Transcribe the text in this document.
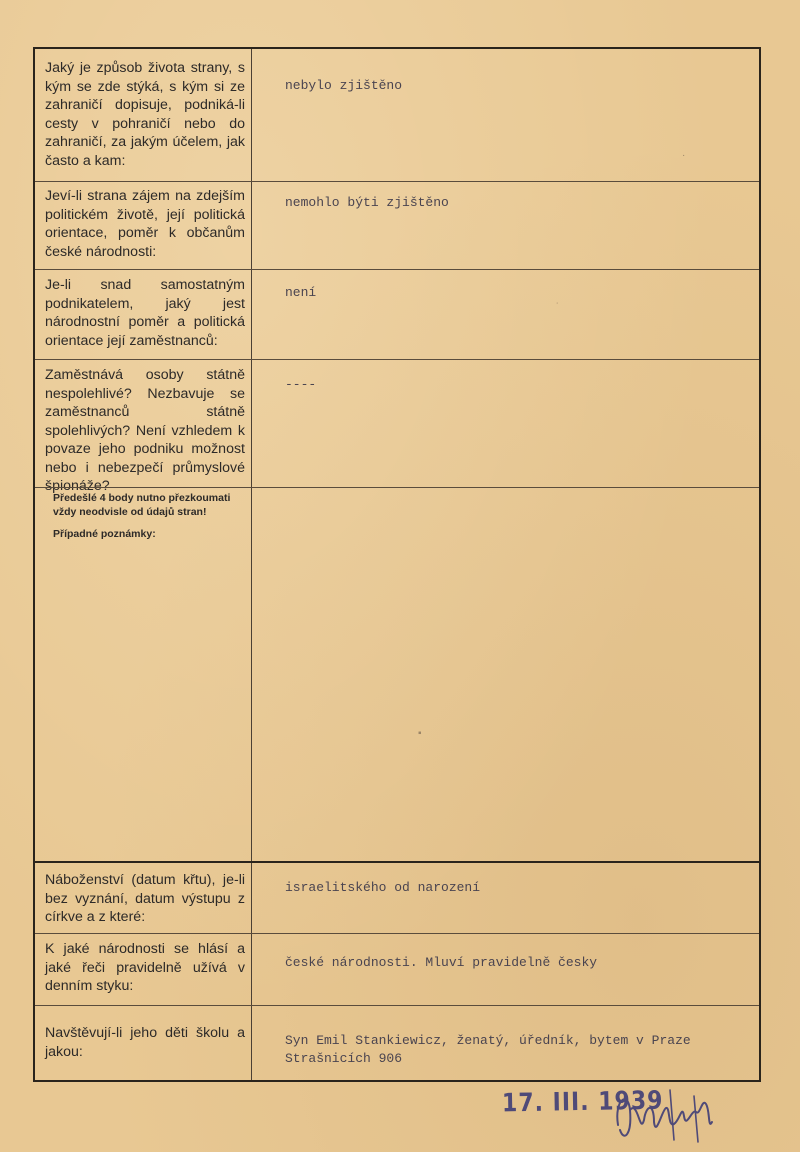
Jaký je způsob života strany, s kým se zde stýká, s kým si ze zahraničí dopisuje, podniká-li cesty v pohraničí nebo do zahraničí, za jakým účelem, jak často a kam:
nebylo zjištěno
Jeví-li strana zájem na zdejším politickém životě, její politická orientace, poměr k občanům české národnosti:
nemohlo býti zjištěno
Je-li snad samostatným podnikatelem, jaký jest národnostní poměr a politická orientace její zaměstnanců:
není
Zaměstnává osoby státně nespolehlivé? Nezbavuje se zaměstnanců státně spolehlivých? Není vzhledem k povaze jeho podniku možnost nebo i nebezpečí průmyslové špionáže?
----
Předešlé 4 body nutno přezkoumati vždy neodvisle od údajů stran!
Případné poznámky:
Náboženství (datum křtu), je-li bez vyznání, datum výstupu z církve a z které:
israelitského od narození
K jaké národnosti se hlásí a jaké řeči pravidelně užívá v denním styku:
české národnosti. Mluví pravidelně česky
Navštěvují-li jeho děti školu a jakou:
Syn Emil Stankiewicz, ženatý, úředník, bytem v Praze Strašnicích 906
17. III. 1939
·
˙
▪
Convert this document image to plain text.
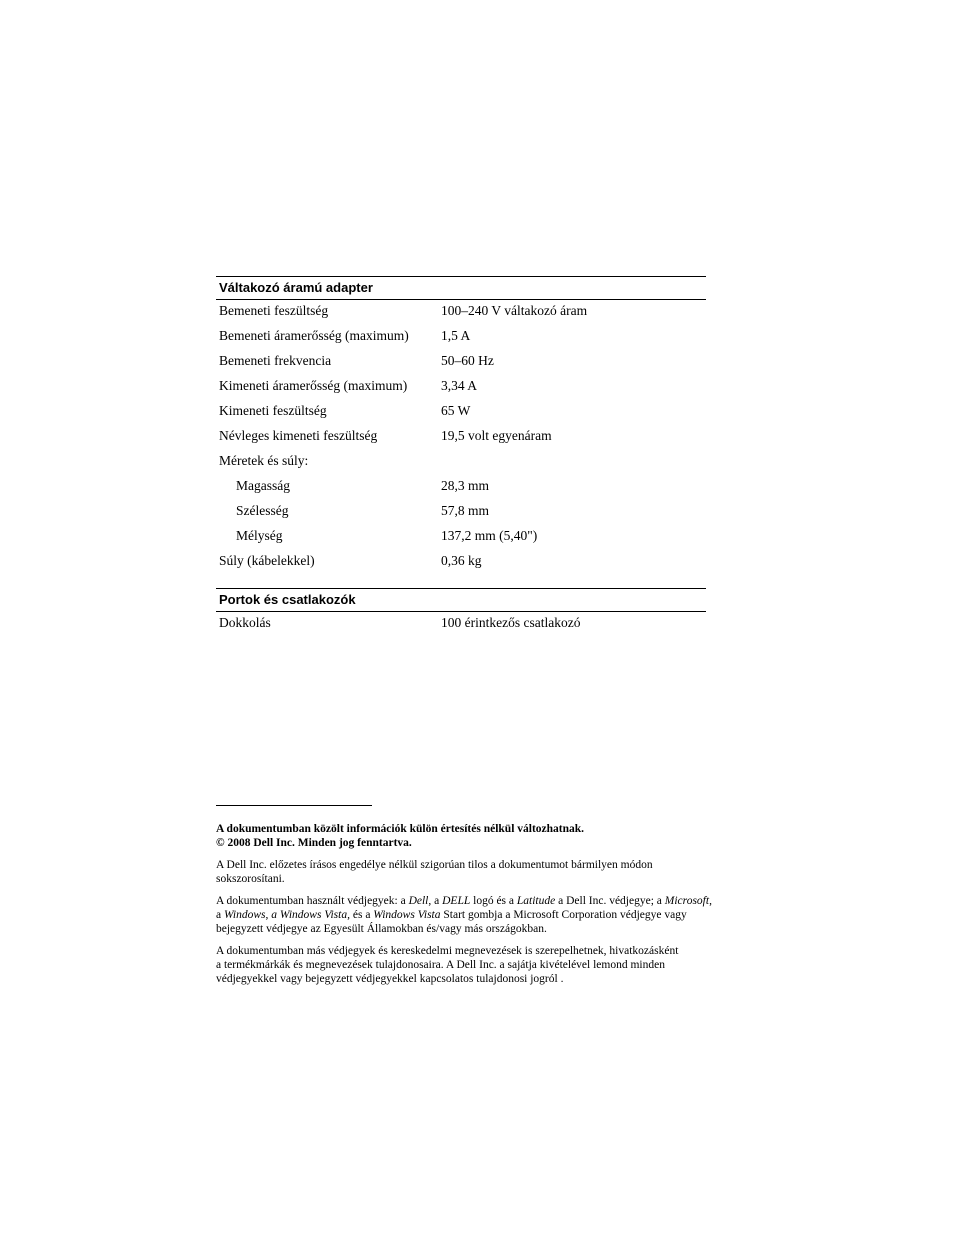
Váltakozó áramú adapter
Bemeneti feszültség	100–240 V váltakozó áram
Bemeneti áramerősség (maximum)	1,5 A
Bemeneti frekvencia	50–60 Hz
Kimeneti áramerősség (maximum)	3,34 A
Kimeneti feszültség	65 W
Névleges kimeneti feszültség	19,5 volt egyenáram
Méretek és súly:
Magasság	28,3 mm
Szélesség	57,8 mm
Mélység	137,2 mm (5,40")
Súly (kábelekkel)	0,36 kg
Portok és csatlakozók
Dokkolás	100 érintkezős csatlakozó

A dokumentumban közölt információk külön értesítés nélkül változhatnak.
© 2008 Dell Inc. Minden jog fenntartva.

A Dell Inc. előzetes írásos engedélye nélkül szigorúan tilos a dokumentumot bármilyen módon
sokszorosítani.

A dokumentumban használt védjegyek: a Dell, a DELL logó és a Latitude a Dell Inc. védjegye; a Microsoft,
a Windows, a Windows Vista, és a Windows Vista Start gombja a Microsoft Corporation védjegye vagy
bejegyzett védjegye az Egyesült Államokban és/vagy más országokban.

A dokumentumban más védjegyek és kereskedelmi megnevezések is szerepelhetnek, hivatkozásként
a termékmárkák és megnevezések tulajdonosaira. A Dell Inc. a sajátja kivételével lemond minden
védjegyekkel vagy bejegyzett védjegyekkel kapcsolatos tulajdonosi jogról .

■ PROMPT:
Make an exact copy of all the material, but keep the pictures out of it.

■ OUTPUT FOR THIS EXERCISE:
Transcribe the text in this document.
Jaký je způsob života strany, s kým se zde stýká, s kým si ze zahraničí dopisuje, podniká-li cesty v pohraničí nebo do zahraničí, za jakým účelem, jak často a kam:
nebylo zjištěno
Jeví-li strana zájem na zdejším politickém životě, její politická orientace, poměr k občanům české národnosti:
nemohlo býti zjištěno
Je-li snad samostatným podnikatelem, jaký jest národnostní poměr a politická orientace její zaměstnanců:
není
Zaměstnává osoby státně nespolehlivé? Nezbavuje se zaměstnanců státně spolehlivých? Není vzhledem k povaze jeho podniku možnost nebo i nebezpečí průmyslové špionáže?
----
Předešlé 4 body nutno přezkoumati vždy neodvisle od údajů stran!
Případné poznámky:
Náboženství (datum křtu), je-li bez vyznání, datum výstupu z církve a z které:
israelitského od narození
K jaké národnosti se hlásí a jaké řeči pravidelně užívá v denním styku:
české národnosti. Mluví pravidelně česky
Navštěvují-li jeho děti školu a jakou:
Syn Emil Stankiewicz, ženatý, úředník, bytem v Praze Strašnicích 906
17. III. 1939
·
˙
▪
Convert this document image to plain text.
Váltakozó áramú adapter
Bemeneti feszültség	100–240 V váltakozó áram
Bemeneti áramerősség (maximum)	1,5 A
Bemeneti frekvencia	50–60 Hz
Kimeneti áramerősség (maximum)	3,34 A
Kimeneti feszültség	65 W
Névleges kimeneti feszültség	19,5 volt egyenáram
Méretek és súly:
Magasság	28,3 mm
Szélesség	57,8 mm
Mélység	137,2 mm (5,40")
Súly (kábelekkel)	0,36 kg
Portok és csatlakozók
Dokkolás	100 érintkezős csatlakozó

A dokumentumban közölt információk külön értesítés nélkül változhatnak.
© 2008 Dell Inc. Minden jog fenntartva.

A Dell Inc. előzetes írásos engedélye nélkül szigorúan tilos a dokumentumot bármilyen módon
sokszorosítani.

A dokumentumban használt védjegyek: a Dell, a DELL logó és a Latitude a Dell Inc. védjegye; a Microsoft,
a Windows, a Windows Vista, és a Windows Vista Start gombja a Microsoft Corporation védjegye vagy
bejegyzett védjegye az Egyesült Államokban és/vagy más országokban.

A dokumentumban más védjegyek és kereskedelmi megnevezések is szerepelhetnek, hivatkozásként
a termékmárkák és megnevezések tulajdonosaira. A Dell Inc. a sajátja kivételével lemond minden
védjegyekkel vagy bejegyzett védjegyekkel kapcsolatos tulajdonosi jogról .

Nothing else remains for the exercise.